WORK INSTRUCTIONS.
• A. Please list every city named in the article on the Danish labor market that stands before the material.
• B. Write the next part of the article on the Danish labor market, picking up after its final sentence.

GIVEN TEXT.
——————————

Author: Concha Hierro
I am a curious journalist, lover of the poetry of Omar Khayyam and his praise of toasting. I have a special fondness for artistic and innovative initiatives. I also have a Master’s in European issues and I contribute in the European magazine Cafébabel. I currently work freelance at the Spanish border with Portugal and organize PechaKucha Nights in Badajoz, an event where creative people presents their innovative works.
Social protection for the labour force and freedom for employers to dismiss their workers seem to be an impossible combination, but this system of ‘flexisecurity’ exists in Denmark. This is what Spain needs, but at the moment Spanish employees feel they have little protection, especially since companies are claiming they need more flexibility when it comes to dismissing employees. It’s a hard time for any agreement to be made.
José Luís Castellanos is one of many young people in Spain who moved abroad around 20 years ago to seek a better future. His first destination was London, nowadays the most common place to migrate from Spain. He wanted to improve his English and earn some money. Now he works in Copenhagen as a purchasing manager for one of Denmark’s largest insurance companies. This is what he thinks about the Danish labour market.
“What I like the most about the Danish labour market is its dynamism; the “opposition phenomenon” doesn’t exist, meaning that people don’t search for a ‘job for life’ in the same way as the Spanish do. People often change jobs both in the public and private sector.

——————————

INFORMATION SHOWN.

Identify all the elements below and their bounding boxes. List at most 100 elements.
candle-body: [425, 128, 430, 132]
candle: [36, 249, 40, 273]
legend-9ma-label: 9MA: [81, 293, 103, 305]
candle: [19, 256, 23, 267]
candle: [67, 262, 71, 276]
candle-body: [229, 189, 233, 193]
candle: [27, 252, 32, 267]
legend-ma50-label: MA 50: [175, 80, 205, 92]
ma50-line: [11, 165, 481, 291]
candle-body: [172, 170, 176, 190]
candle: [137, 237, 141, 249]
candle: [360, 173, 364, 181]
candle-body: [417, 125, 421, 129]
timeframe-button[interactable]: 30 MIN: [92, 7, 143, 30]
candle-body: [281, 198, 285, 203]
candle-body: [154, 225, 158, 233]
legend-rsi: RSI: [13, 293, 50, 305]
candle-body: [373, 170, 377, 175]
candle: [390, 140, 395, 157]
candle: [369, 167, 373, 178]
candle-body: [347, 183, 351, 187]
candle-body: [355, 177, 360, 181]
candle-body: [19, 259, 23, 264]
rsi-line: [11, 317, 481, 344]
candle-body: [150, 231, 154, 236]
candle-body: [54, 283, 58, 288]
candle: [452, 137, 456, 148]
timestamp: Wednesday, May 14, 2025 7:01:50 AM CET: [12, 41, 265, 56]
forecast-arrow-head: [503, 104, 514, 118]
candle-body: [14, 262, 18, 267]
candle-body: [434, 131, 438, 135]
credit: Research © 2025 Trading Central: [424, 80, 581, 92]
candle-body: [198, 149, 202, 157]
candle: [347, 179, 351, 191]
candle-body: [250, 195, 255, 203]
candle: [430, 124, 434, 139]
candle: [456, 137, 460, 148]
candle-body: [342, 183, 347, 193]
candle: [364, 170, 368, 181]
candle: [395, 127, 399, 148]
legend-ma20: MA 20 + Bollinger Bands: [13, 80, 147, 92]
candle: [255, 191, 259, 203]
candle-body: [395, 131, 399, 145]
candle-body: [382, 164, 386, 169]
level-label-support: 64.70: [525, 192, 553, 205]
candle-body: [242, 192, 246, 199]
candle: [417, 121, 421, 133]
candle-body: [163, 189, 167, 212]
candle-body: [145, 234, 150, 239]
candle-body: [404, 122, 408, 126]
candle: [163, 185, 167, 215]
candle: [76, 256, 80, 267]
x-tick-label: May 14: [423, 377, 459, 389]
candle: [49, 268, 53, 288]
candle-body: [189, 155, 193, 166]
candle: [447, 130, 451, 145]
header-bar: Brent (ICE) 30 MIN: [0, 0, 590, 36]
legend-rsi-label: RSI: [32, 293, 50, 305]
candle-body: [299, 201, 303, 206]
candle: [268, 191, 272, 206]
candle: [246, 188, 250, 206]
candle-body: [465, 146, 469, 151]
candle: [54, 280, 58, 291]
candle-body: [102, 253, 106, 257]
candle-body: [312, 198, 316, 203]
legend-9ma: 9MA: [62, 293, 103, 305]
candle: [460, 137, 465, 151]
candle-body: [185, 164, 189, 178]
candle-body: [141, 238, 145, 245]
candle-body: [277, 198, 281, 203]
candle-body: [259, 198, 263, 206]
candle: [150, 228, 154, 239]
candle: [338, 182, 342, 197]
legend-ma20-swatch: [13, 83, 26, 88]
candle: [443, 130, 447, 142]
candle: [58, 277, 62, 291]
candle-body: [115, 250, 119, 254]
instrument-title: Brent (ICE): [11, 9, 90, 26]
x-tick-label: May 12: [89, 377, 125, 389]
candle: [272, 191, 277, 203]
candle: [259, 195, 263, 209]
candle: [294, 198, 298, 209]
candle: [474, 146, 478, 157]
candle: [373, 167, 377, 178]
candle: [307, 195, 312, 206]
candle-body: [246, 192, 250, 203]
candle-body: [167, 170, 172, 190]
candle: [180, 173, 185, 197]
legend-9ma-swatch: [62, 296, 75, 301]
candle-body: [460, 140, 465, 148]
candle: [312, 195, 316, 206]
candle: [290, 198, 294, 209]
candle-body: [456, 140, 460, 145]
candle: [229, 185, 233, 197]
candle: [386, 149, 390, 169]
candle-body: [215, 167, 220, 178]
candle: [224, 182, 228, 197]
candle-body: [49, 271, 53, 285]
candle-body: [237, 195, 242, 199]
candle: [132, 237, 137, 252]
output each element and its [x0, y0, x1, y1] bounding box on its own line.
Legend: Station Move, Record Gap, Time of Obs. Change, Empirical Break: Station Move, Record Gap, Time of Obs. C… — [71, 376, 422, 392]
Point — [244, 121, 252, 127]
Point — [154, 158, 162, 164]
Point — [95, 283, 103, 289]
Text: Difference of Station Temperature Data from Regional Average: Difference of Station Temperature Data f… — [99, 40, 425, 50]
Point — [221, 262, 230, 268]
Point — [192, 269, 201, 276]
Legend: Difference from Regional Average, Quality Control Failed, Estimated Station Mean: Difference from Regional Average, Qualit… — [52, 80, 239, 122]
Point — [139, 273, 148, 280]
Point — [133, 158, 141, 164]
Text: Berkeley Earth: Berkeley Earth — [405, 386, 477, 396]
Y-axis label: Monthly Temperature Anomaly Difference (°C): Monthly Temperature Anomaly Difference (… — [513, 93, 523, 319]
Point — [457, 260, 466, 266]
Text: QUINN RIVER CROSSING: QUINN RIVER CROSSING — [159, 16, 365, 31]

——————————

TASK RESULTS.
• A. Badajoz, London, Copenhagen

• B.
Attitudes to education
In contrast to Spain, where the government sets the minimum wage, in Denmark most are regulated through collective agreements between the unions and employers. Castellanos’s son, aged 15, found a job in a bakery for a “pretty decent salary”, according to his father. “In Denmark the crisis exists, but has not hit as hard as in Spain”, he adds.
Castellanos’s son case is very common in the Danish society. “The youth here know the labour market from an early age, they are educated in the sense of job responsibility and loyalty”, he says.
Mahela Madeleine Nilsson is other example of this. She is aged 19, lives in Copenhagen and also has a job. “Everyone my age has a paid job, mostly to earn money for renting or travelling”, she says. “I think that youth in my country don’t feel the same pressure from society to start their education as soon as possible. We have plenty of time to find out what we want, many of us take a year or two off between high school and university to travel and work and find out what we want with our lives”.
In her opinion, this probably has a lot to do with the fact that they are paid to go to school and that unemployment in Denmark is relatively low. “We don’t cherish education as much as countries where you have to pay a lot of money, but on the other hand we all have the opportunity to go to college if we want to, no matter how poor we are”.
The role of the unions
The role of the unions in Denmark is one of the biggest differences to the Spanish labour market. Most workers belong to one and in many cases unions own banks, insurance companies and properties.
However, the role they play in the labour market can be “a bit corrupt” according to Mahela Madeleine Nilsson. She thinks that some workplaces would refuse you a position if you aren’t a member of the same union as the rest of the workplace. But aside from this reported discrimination, she thinks the unions play an “important role in working out deals between the employers and the employees.”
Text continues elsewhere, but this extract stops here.